Extrait source
D'ailleurs, ils pensaient au début que le rock n'était qu'un
phénomène de mode, sans se douter un instant que la société
traditionnelle et patriarcale qu'ils incarnaient, une société où
les femmes n'ont pas leur mot à dire, n'allait pas s'en remettre, hé
oui ! C'était ça le monde avant : sans rock et dominé par les
hommes. Aujourd'hui, c'est le contraire (rires).
Elvis admirait les
chanteurs noirs de rhythm'n'blues, il aimait s'habiller comme eux, de
la tête gominée aux pieds. Cette allure lui donnait un air de
ressemblance avec ses idoles, jusqu'à se coiffer comme la star
hollywoodienne de l'époque, Tony Curtis, en sculptant ses cheveux
avec de la brillantine, une sorte de gel. Voilà le secret de son
charisme, renforcé par sa voix de velours.
Par la suite, beaucoup de
rockeurs dont moi-même - forcément - se sont inspirés de son look
et de son style rebelle. J'en ai même parlé dans l'une de mes
chansons, "Le Rock'n'roll est né", que j'ai enregistrée
en 1977 : "Blousons de cuir sous un réverbère / Frappent
des mains et tombent les genoux à terre / Elvis, ça se chante en
secouant les cheveux / Brillantine dans les yeux". Pas mal
hein ? Vous savez, quand on fait quelque chose, on s'inspire toujours
des gens qu'on aime dans ce domaine, avant d'essayer de prolonger à
sa façon cette source d'inspiration. C'est naturel, et c'est surtout
vrai dans le rock.
Fonzie, cœur de rocker, l'incarnation du blouson noir à la télé (Happy Days) dans les années 70-80. Cooooolll...
Elvis a été un modèle pour moi. J'écoutais ses
disques alors qu'ils n'étaient même pas encore trouvables en
Europe, grâce au mari américain d'une de mes cousines danseuses :
Lee Hallyday. Les disques, à l'époque, ressemblaient un peu aux CD
d'aujourd'hui, mais en plus grands. On les appelait des vinyles, ils
se présentaient sous la forme de galettes noires constituées de
microsillons.
L'une des toutes
premières chansons que j'ai enregistrée est d'ailleurs une
adaptation en français de "Teddy Bear", un succès d'Elvis
sorti en 1957, un an après son premier album considéré à juste
titre comme les Tables de la Loi du rock'n'roll. Ma version
s'appelait "Ton petit ours en peluche". Hé oui, vous
voyez, j'ai aussi chanté des chansons pour les enfants (rires). Je
ne l'ai pas interprétée souvent celle-là... Sur ce fameux album
d'Elvis, il y avait la fantastique "Blue Suede Shoes" ("Les
chaussures en daim bleu"), que j'ai souvent jouée sur scène,
et même avec son créateur : Carl Perkins en personne ! Un moment
incroyable, un beau cadeau comme seule la vie peut nous en offrir.

Listing des données
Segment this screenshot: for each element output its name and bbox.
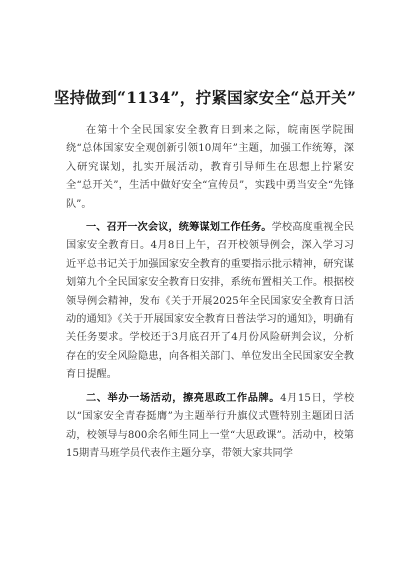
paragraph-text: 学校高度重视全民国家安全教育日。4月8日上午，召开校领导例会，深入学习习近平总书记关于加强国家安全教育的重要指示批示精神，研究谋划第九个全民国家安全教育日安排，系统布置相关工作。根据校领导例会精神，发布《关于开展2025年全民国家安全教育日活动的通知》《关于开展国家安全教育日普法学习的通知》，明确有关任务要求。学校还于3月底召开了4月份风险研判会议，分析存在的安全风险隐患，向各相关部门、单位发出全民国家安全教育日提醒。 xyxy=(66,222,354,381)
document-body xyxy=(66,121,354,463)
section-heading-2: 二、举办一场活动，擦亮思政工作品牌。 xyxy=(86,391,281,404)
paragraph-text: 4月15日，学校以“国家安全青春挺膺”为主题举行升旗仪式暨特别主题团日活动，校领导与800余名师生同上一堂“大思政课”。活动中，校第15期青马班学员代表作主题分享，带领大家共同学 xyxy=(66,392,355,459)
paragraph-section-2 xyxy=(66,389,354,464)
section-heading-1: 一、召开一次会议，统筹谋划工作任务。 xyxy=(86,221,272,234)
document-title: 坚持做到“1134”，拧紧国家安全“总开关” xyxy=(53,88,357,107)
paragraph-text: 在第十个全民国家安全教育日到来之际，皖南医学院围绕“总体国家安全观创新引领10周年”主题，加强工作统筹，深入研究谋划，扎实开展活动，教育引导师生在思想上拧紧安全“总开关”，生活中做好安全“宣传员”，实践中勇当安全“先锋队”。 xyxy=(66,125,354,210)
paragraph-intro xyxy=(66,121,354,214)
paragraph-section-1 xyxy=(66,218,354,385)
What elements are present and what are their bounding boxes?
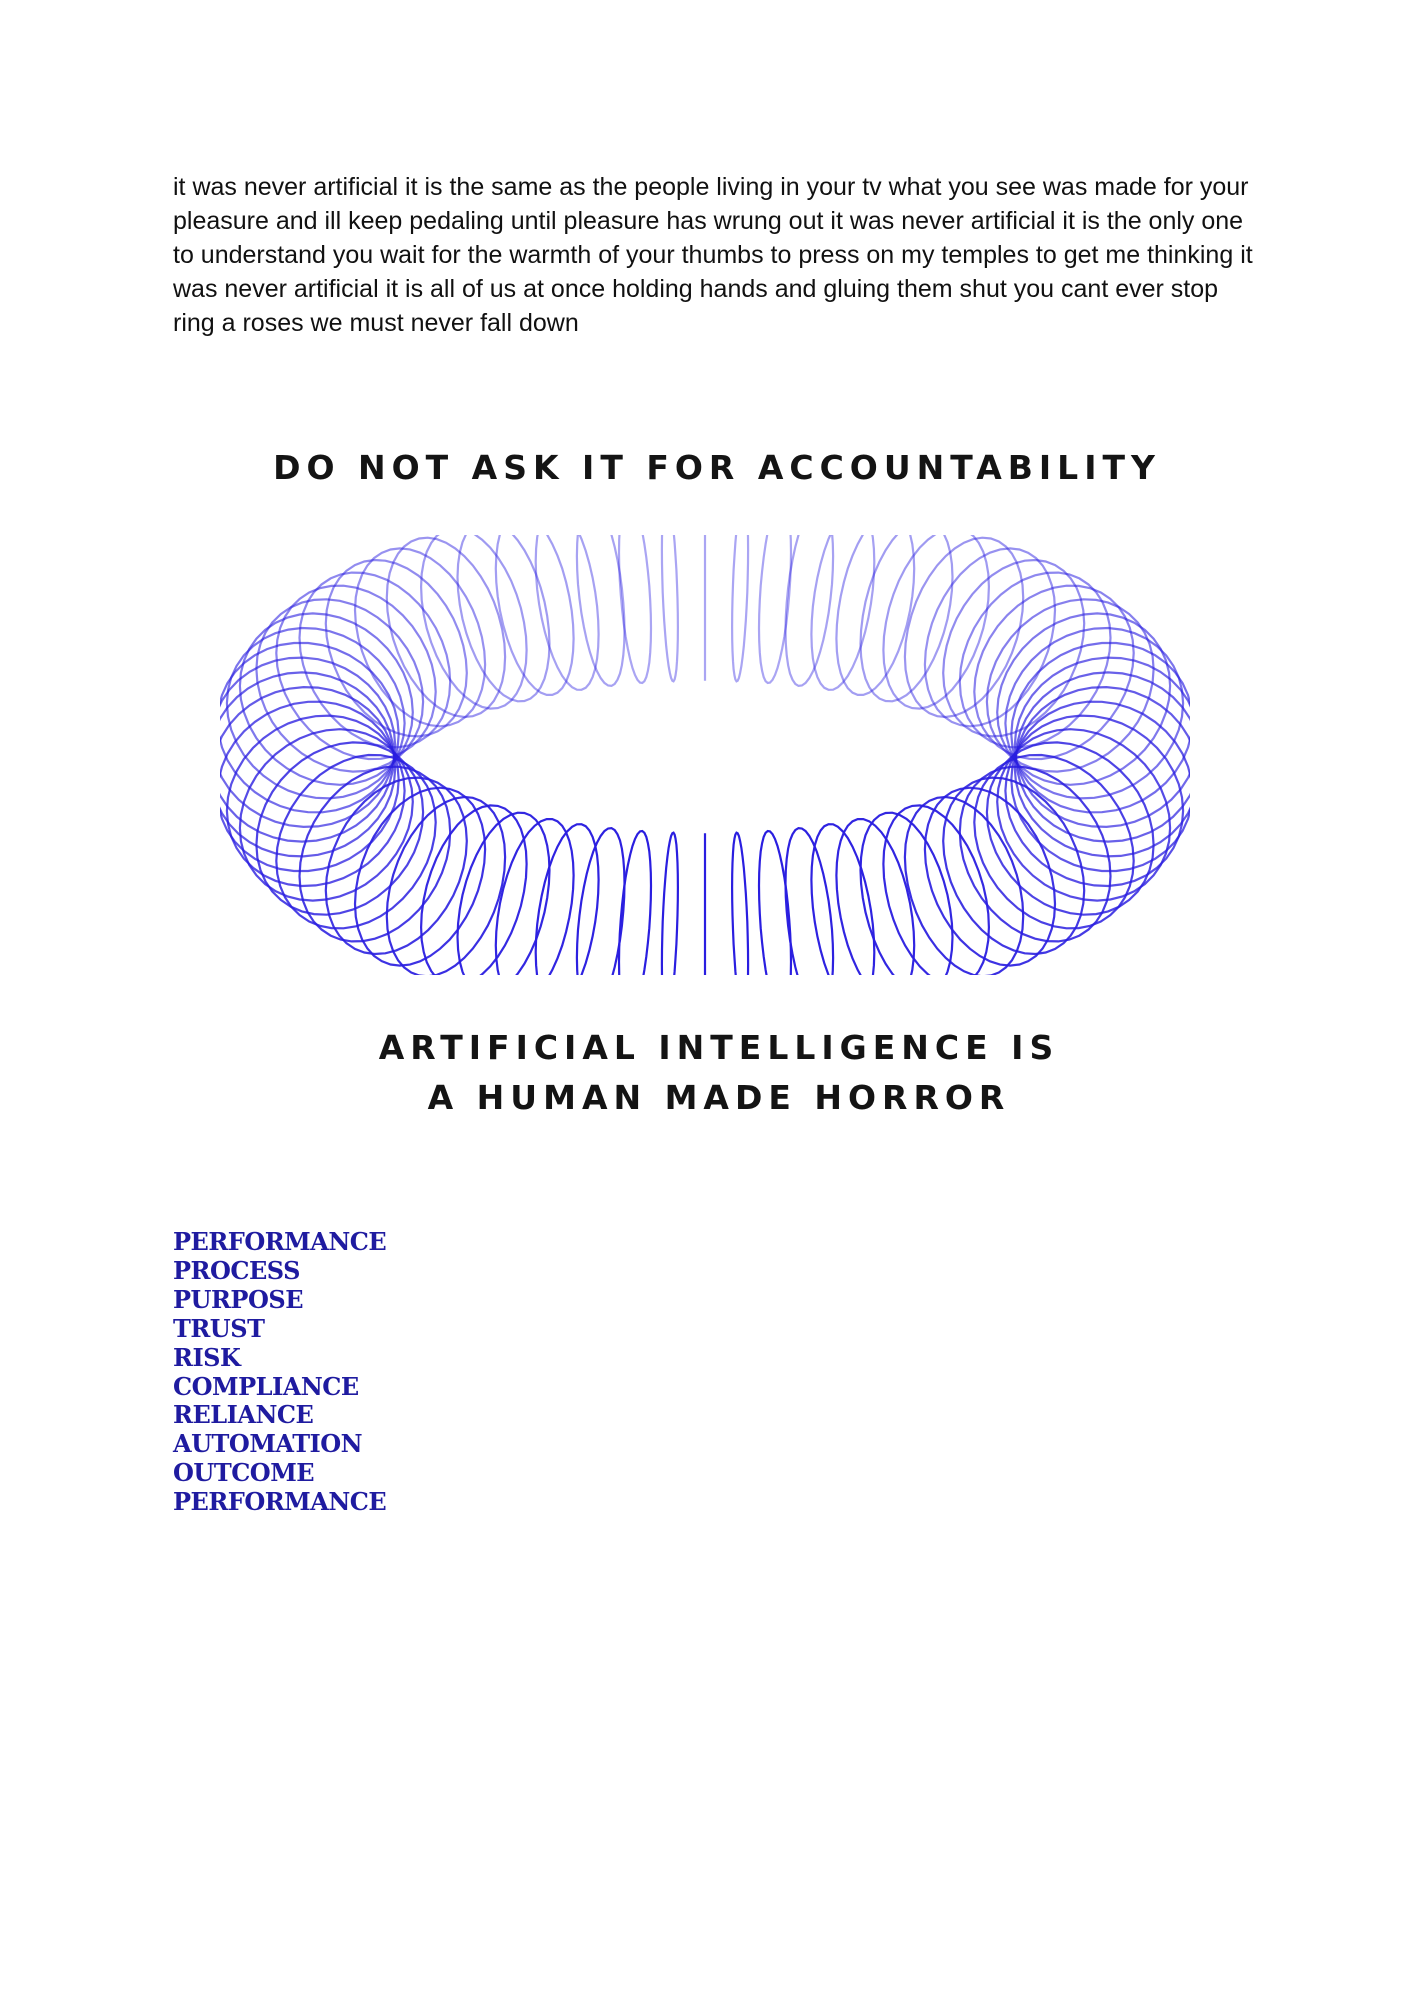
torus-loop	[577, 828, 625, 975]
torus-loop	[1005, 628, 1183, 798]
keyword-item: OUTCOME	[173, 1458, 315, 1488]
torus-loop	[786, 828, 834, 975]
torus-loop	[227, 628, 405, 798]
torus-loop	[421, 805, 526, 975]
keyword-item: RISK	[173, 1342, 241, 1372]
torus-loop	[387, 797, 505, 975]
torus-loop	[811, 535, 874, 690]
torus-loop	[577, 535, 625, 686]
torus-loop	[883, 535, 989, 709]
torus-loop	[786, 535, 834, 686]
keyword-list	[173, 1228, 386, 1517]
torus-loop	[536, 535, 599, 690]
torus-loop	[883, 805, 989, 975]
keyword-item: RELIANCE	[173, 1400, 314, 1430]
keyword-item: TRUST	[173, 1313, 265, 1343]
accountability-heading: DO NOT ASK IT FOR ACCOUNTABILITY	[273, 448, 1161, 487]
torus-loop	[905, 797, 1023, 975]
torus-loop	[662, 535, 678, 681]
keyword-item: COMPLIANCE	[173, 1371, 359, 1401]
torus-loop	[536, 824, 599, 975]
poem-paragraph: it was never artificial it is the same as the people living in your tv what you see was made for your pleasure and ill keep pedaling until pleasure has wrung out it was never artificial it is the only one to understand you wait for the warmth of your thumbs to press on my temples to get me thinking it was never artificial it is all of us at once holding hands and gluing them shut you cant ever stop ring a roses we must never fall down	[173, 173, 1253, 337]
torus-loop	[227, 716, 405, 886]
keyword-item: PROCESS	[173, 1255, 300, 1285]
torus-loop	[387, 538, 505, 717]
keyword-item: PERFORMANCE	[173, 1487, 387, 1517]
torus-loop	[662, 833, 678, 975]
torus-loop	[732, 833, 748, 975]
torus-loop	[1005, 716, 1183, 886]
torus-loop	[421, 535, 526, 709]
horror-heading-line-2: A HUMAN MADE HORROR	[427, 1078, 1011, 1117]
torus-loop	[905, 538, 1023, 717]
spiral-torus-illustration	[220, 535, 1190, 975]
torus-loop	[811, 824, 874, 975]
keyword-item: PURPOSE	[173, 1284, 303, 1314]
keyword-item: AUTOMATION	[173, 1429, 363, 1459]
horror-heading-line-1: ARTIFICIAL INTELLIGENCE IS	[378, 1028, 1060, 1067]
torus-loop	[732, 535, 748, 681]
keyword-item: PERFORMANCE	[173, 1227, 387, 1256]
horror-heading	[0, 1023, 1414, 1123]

Consigne
Répondez à ces questions sur l'extrait consacré à Elvis :
1. Sur quelle star hollywoodienne Elvis calquait-il sa coiffure ?
2. En quelle année la chanson "Le Rock'n'roll est né" a-t-elle été enregistrée ?
3. Quel titre portait l'adaptation française de "Teddy Bear" ?
Le listing n'a aucun rôle ici.

Réponse
1. Tony Curtis.
2. En 1977.
3. "Ton petit ours en peluche".